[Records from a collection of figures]
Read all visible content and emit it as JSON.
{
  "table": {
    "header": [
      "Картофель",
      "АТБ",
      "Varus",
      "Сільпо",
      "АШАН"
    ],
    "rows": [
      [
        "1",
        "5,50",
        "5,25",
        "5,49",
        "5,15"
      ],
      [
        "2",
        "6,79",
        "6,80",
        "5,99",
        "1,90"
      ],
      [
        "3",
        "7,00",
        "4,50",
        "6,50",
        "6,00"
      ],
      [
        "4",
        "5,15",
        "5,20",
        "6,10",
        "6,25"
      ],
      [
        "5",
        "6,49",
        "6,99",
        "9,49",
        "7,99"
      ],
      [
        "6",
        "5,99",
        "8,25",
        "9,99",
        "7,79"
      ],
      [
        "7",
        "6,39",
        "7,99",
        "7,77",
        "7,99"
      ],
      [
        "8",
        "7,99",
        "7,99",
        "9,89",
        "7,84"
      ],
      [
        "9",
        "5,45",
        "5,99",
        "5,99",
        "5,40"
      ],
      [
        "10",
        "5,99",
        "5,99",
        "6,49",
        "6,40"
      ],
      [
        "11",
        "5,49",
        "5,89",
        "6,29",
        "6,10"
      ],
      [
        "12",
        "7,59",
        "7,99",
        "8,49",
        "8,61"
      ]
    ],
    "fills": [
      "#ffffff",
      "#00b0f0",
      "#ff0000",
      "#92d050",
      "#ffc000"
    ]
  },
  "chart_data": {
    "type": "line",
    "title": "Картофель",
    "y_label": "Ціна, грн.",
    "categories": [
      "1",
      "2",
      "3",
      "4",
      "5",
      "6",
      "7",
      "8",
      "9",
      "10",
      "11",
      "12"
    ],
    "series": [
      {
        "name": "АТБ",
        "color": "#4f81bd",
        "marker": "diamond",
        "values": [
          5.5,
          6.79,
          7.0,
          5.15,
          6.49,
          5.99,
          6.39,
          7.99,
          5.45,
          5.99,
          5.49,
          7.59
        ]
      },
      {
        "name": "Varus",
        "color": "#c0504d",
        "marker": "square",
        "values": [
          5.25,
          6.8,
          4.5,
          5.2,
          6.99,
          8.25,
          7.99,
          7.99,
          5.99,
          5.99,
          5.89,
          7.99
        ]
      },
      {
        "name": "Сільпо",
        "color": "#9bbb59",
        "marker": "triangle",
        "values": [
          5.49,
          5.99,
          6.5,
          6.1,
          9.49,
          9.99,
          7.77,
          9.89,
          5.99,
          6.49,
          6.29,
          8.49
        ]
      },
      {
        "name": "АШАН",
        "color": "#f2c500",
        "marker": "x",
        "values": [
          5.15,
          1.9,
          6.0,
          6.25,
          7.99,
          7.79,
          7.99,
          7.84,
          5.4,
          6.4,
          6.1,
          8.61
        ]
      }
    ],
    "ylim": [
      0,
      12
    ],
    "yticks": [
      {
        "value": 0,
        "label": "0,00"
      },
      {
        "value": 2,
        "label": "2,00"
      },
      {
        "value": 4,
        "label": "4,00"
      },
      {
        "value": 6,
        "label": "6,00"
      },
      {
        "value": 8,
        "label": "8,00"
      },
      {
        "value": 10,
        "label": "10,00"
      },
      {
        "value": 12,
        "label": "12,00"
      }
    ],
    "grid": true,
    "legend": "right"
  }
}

→ **Problem to solve**: The records above should all be quoted exactly, please.

→ **Response to the task**:
Read all visible content and emit it as JSON.
{
  "table": {
    "header": [
      "Картофель",
      "АТБ",
      "Varus",
      "Сільпо",
      "АШАН"
    ],
    "rows": [
      [
        "1",
        "5,50",
        "5,25",
        "5,49",
        "5,15"
      ],
      [
        "2",
        "6,79",
        "6,80",
        "5,99",
        "1,90"
      ],
      [
        "3",
        "7,00",
        "4,50",
        "6,50",
        "6,00"
      ],
      [
        "4",
        "5,15",
        "5,20",
        "6,10",
        "6,25"
      ],
      [
        "5",
        "6,49",
        "6,99",
        "9,49",
        "7,99"
      ],
      [
        "6",
        "5,99",
        "8,25",
        "9,99",
        "7,79"
      ],
      [
        "7",
        "6,39",
        "7,99",
        "7,77",
        "7,99"
      ],
      [
        "8",
        "7,99",
        "7,99",
        "9,89",
        "7,84"
      ],
      [
        "9",
        "5,45",
        "5,99",
        "5,99",
        "5,40"
      ],
      [
        "10",
        "5,99",
        "5,99",
        "6,49",
        "6,40"
      ],
      [
        "11",
        "5,49",
        "5,89",
        "6,29",
        "6,10"
      ],
      [
        "12",
        "7,59",
        "7,99",
        "8,49",
        "8,61"
      ]
    ],
    "fills": [
      "#ffffff",
      "#00b0f0",
      "#ff0000",
      "#92d050",
      "#ffc000"
    ]
  },
  "chart_data": {
    "type": "line",
    "title": "Картофель",
    "y_label": "Ціна, грн.",
    "categories": [
      "1",
      "2",
      "3",
      "4",
      "5",
      "6",
      "7",
      "8",
      "9",
      "10",
      "11",
      "12"
    ],
    "series": [
      {
        "name": "АТБ",
        "color": "#4f81bd",
        "marker": "diamond",
        "values": [
          5.5,
          6.79,
          7.0,
          5.15,
          6.49,
          5.99,
          6.39,
          7.99,
          5.45,
          5.99,
          5.49,
          7.59
        ]
      },
      {
        "name": "Varus",
        "color": "#c0504d",
        "marker": "square",
        "values": [
          5.25,
          6.8,
          4.5,
          5.2,
          6.99,
          8.25,
          7.99,
          7.99,
          5.99,
          5.99,
          5.89,
          7.99
        ]
      },
      {
        "name": "Сільпо",
        "color": "#9bbb59",
        "marker": "triangle",
        "values": [
          5.49,
          5.99,
          6.5,
          6.1,
          9.49,
          9.99,
          7.77,
          9.89,
          5.99,
          6.49,
          6.29,
          8.49
        ]
      },
      {
        "name": "АШАН",
        "color": "#f2c500",
        "marker": "x",
        "values": [
          5.15,
          1.9,
          6.0,
          6.25,
          7.99,
          7.79,
          7.99,
          7.84,
          5.4,
          6.4,
          6.1,
          8.61
        ]
      }
    ],
    "ylim": [
      0,
      12
    ],
    "yticks": [
      {
        "value": 0,
        "label": "0,00"
      },
      {
        "value": 2,
        "label": "2,00"
      },
      {
        "value": 4,
        "label": "4,00"
      },
      {
        "value": 6,
        "label": "6,00"
      },
      {
        "value": 8,
        "label": "8,00"
      },
      {
        "value": 10,
        "label": "10,00"
      },
      {
        "value": 12,
        "label": "12,00"
      }
    ],
    "grid": true,
    "legend": "right"
  }
}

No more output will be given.